_Problema_
Indique se cada uma das afirmações seguintes concorda com o texto sobre o direito ao trabalho, respondendo sim ou não e citando as palavras do texto que o determinam. 1. Há autores que consideram o direito ao trabalho um pressuposto do direito à vida. 2. Todos os países protegem o direito ao trabalho na sua Constituição. 3. O direito ao trabalho consiste no direito à obtenção de um emprego ou à participação numa atividade profissional.

_Excerto do texto_
⁂
TRABALHO: AS CASAS DE DETENÇÃO PROMOVEM UM ECOSSISTEMA DE TRABALHO SAUDÁVEL?

Escrito por: Marco Ribeiro Henriques.

O trabalho é uma das componentes mais essenciais da vida humana. Perante a lei, o trabalho consiste num direito que em alguns países têm uma salvaguarda na própria Lei Fundamental – a Constituição. É um direito que reveste uma enorme importância, sendo mesmo considerado por alguns autores como pressuposto do próprio direito à vida, enquanto direito à sobrevivência. Tecnicamente, o direito ao trabalho consiste no direito à obtenção de um emprego ou à participação numa atividade profissional, sendo este diálogo entre o direito e o dever que possibilita aos indivíduos que possam reivindicar uma provisão do Estado quando não se vêem satisfeitas as garantias desses direitos por razões de saúde, do mercado de trabalho ou dos níveis de desemprego no mercado de trabalho.
⁂
_Dados extraídos_
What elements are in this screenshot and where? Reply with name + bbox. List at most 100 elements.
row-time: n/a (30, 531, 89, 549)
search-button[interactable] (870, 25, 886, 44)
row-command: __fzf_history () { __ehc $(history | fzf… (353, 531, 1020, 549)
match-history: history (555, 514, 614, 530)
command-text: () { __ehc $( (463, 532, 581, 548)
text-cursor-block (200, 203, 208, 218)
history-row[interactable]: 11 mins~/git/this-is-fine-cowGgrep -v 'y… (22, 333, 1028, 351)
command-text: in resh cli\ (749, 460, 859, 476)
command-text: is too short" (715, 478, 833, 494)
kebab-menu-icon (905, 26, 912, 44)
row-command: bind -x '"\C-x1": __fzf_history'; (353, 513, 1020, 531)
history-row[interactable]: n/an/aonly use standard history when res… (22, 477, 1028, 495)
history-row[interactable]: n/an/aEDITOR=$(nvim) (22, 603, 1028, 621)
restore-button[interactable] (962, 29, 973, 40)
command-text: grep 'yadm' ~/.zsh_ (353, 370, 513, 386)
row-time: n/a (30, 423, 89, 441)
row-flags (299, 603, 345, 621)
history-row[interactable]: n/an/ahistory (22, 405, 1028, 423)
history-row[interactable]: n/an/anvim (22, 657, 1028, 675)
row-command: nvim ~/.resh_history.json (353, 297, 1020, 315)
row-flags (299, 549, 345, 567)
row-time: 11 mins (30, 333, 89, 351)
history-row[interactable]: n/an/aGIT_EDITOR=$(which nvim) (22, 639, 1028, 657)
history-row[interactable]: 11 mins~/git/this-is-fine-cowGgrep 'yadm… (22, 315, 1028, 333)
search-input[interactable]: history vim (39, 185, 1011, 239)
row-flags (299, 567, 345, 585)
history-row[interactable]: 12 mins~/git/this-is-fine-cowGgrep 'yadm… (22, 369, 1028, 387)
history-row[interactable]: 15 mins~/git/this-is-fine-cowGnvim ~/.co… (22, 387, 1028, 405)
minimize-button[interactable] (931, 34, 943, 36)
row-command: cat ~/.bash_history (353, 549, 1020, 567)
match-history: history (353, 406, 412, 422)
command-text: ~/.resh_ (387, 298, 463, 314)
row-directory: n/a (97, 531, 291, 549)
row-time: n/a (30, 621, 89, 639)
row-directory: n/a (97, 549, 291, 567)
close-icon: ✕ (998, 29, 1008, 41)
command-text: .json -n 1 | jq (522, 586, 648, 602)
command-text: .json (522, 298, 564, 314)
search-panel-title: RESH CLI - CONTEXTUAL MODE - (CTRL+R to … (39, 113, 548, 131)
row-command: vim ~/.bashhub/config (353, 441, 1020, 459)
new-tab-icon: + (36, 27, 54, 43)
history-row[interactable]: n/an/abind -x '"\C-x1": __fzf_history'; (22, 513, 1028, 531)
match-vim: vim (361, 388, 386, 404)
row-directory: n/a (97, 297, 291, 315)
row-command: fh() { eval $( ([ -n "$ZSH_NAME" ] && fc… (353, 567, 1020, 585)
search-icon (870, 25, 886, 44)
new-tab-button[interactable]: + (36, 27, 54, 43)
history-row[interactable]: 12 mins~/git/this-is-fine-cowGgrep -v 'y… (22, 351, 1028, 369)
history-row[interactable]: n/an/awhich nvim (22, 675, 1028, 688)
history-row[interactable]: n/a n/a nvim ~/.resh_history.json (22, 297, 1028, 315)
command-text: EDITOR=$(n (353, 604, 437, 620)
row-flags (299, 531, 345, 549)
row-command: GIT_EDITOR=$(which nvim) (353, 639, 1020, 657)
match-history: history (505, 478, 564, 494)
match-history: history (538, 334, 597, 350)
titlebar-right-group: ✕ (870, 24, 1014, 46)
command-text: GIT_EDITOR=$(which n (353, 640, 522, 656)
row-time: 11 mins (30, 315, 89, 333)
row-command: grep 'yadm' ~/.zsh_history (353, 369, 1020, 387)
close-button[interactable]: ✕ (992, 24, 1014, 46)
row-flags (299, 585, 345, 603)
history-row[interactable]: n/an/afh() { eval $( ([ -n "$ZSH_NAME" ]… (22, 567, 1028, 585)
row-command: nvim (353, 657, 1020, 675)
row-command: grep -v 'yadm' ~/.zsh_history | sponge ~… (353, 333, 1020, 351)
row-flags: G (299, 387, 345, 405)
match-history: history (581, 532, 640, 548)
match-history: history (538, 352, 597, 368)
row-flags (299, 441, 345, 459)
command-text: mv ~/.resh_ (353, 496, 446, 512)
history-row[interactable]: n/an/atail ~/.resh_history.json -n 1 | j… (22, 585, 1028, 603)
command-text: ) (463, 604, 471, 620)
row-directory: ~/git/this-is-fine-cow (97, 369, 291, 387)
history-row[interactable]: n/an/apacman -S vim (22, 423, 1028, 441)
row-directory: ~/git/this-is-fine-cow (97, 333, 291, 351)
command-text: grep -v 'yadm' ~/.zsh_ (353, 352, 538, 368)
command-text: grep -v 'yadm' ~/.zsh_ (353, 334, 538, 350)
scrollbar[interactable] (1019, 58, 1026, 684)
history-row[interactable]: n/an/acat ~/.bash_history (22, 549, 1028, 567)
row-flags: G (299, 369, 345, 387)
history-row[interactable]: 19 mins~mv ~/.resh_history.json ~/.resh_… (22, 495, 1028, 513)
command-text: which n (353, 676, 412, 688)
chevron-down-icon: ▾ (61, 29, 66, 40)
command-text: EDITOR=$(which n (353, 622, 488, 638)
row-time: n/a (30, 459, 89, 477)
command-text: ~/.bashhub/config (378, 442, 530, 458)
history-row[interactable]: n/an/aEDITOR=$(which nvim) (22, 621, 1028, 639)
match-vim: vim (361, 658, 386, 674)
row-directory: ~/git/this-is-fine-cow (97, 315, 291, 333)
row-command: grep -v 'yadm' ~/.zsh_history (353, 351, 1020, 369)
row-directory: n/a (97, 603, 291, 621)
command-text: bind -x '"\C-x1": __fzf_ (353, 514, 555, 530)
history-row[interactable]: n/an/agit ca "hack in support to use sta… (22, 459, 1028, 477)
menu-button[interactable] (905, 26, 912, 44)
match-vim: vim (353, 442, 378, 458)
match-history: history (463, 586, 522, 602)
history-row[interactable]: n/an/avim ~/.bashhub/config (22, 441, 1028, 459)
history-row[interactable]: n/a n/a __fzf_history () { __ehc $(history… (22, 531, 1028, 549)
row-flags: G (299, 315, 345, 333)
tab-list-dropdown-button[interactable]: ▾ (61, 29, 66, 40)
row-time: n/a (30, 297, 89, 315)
⁂
_Resposta correta_
1. Sim: "sendo mesmo considerado por alguns autores como pressuposto do próprio direito à vida".
2. Não: "em alguns países têm uma salvaguarda na própria Lei Fundamental – a Constituição".
3. Sim: "o direito ao trabalho consiste no direito à obtenção de um emprego ou à participação numa atividade profissional".